## start
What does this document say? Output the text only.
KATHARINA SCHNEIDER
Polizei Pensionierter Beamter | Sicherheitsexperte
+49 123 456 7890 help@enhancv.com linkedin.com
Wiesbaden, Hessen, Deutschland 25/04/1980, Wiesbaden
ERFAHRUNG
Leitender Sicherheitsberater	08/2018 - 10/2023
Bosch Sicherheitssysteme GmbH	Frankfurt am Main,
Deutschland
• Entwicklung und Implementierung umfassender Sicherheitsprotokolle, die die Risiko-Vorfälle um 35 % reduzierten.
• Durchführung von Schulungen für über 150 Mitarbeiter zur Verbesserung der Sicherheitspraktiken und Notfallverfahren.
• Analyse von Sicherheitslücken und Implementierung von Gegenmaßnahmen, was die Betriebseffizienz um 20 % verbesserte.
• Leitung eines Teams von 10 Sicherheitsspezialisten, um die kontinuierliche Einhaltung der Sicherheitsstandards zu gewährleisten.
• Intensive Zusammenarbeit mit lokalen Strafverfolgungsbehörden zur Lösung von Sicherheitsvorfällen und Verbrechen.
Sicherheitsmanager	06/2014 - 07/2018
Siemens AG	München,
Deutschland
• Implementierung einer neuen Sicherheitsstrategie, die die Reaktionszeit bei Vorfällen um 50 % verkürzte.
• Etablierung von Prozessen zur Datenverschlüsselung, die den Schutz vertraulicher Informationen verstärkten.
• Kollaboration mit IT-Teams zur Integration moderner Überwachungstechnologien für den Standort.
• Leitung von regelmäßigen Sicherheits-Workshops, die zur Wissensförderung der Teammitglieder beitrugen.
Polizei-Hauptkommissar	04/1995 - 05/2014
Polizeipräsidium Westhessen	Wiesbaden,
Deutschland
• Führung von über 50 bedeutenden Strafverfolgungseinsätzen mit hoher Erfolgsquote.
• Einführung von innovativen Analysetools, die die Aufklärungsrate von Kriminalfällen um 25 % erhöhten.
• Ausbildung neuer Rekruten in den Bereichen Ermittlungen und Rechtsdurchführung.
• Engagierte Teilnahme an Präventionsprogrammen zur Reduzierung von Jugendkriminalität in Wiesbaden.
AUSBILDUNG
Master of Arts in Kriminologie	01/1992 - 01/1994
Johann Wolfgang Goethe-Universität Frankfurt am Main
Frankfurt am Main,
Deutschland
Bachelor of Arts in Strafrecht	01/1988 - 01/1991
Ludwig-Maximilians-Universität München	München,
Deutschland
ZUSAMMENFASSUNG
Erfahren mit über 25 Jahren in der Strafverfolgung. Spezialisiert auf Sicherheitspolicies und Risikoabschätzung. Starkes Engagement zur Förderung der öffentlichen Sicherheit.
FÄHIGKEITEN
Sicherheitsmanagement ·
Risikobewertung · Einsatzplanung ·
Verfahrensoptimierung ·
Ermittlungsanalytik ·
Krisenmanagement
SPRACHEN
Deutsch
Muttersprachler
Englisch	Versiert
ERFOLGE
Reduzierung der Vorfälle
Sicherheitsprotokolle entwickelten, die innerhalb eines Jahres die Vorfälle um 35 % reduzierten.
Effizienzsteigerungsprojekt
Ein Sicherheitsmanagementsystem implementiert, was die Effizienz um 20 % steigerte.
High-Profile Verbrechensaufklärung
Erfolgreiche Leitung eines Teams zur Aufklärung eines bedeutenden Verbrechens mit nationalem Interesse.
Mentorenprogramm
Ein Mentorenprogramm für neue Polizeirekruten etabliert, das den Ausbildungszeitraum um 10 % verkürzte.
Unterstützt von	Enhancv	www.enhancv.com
## end
TASK:
Write out all of the records once more, exactly.

THE ANSWER:
What does this document say? Output the text only.
KATHARINA SCHNEIDER
Polizei Pensionierter Beamter | Sicherheitsexperte
+49 123 456 7890 help@enhancv.com linkedin.com
Wiesbaden, Hessen, Deutschland 25/04/1980, Wiesbaden
ERFAHRUNG
Leitender Sicherheitsberater	08/2018 - 10/2023
Bosch Sicherheitssysteme GmbH	Frankfurt am Main,
Deutschland
• Entwicklung und Implementierung umfassender Sicherheitsprotokolle, die die Risiko-Vorfälle um 35 % reduzierten.
• Durchführung von Schulungen für über 150 Mitarbeiter zur Verbesserung der Sicherheitspraktiken und Notfallverfahren.
• Analyse von Sicherheitslücken und Implementierung von Gegenmaßnahmen, was die Betriebseffizienz um 20 % verbesserte.
• Leitung eines Teams von 10 Sicherheitsspezialisten, um die kontinuierliche Einhaltung der Sicherheitsstandards zu gewährleisten.
• Intensive Zusammenarbeit mit lokalen Strafverfolgungsbehörden zur Lösung von Sicherheitsvorfällen und Verbrechen.
Sicherheitsmanager	06/2014 - 07/2018
Siemens AG	München,
Deutschland
• Implementierung einer neuen Sicherheitsstrategie, die die Reaktionszeit bei Vorfällen um 50 % verkürzte.
• Etablierung von Prozessen zur Datenverschlüsselung, die den Schutz vertraulicher Informationen verstärkten.
• Kollaboration mit IT-Teams zur Integration moderner Überwachungstechnologien für den Standort.
• Leitung von regelmäßigen Sicherheits-Workshops, die zur Wissensförderung der Teammitglieder beitrugen.
Polizei-Hauptkommissar	04/1995 - 05/2014
Polizeipräsidium Westhessen	Wiesbaden,
Deutschland
• Führung von über 50 bedeutenden Strafverfolgungseinsätzen mit hoher Erfolgsquote.
• Einführung von innovativen Analysetools, die die Aufklärungsrate von Kriminalfällen um 25 % erhöhten.
• Ausbildung neuer Rekruten in den Bereichen Ermittlungen und Rechtsdurchführung.
• Engagierte Teilnahme an Präventionsprogrammen zur Reduzierung von Jugendkriminalität in Wiesbaden.
AUSBILDUNG
Master of Arts in Kriminologie	01/1992 - 01/1994
Johann Wolfgang Goethe-Universität Frankfurt am Main
Frankfurt am Main,
Deutschland
Bachelor of Arts in Strafrecht	01/1988 - 01/1991
Ludwig-Maximilians-Universität München	München,
Deutschland
ZUSAMMENFASSUNG
Erfahren mit über 25 Jahren in der Strafverfolgung. Spezialisiert auf Sicherheitspolicies und Risikoabschätzung. Starkes Engagement zur Förderung der öffentlichen Sicherheit.
FÄHIGKEITEN
Sicherheitsmanagement ·
Risikobewertung · Einsatzplanung ·
Verfahrensoptimierung ·
Ermittlungsanalytik ·
Krisenmanagement
SPRACHEN
Deutsch
Muttersprachler
Englisch	Versiert
ERFOLGE
Reduzierung der Vorfälle
Sicherheitsprotokolle entwickelten, die innerhalb eines Jahres die Vorfälle um 35 % reduzierten.
Effizienzsteigerungsprojekt
Ein Sicherheitsmanagementsystem implementiert, was die Effizienz um 20 % steigerte.
High-Profile Verbrechensaufklärung
Erfolgreiche Leitung eines Teams zur Aufklärung eines bedeutenden Verbrechens mit nationalem Interesse.
Mentorenprogramm
Ein Mentorenprogramm für neue Polizeirekruten etabliert, das den Ausbildungszeitraum um 10 % verkürzte.
Unterstützt von	Enhancv	www.enhancv.com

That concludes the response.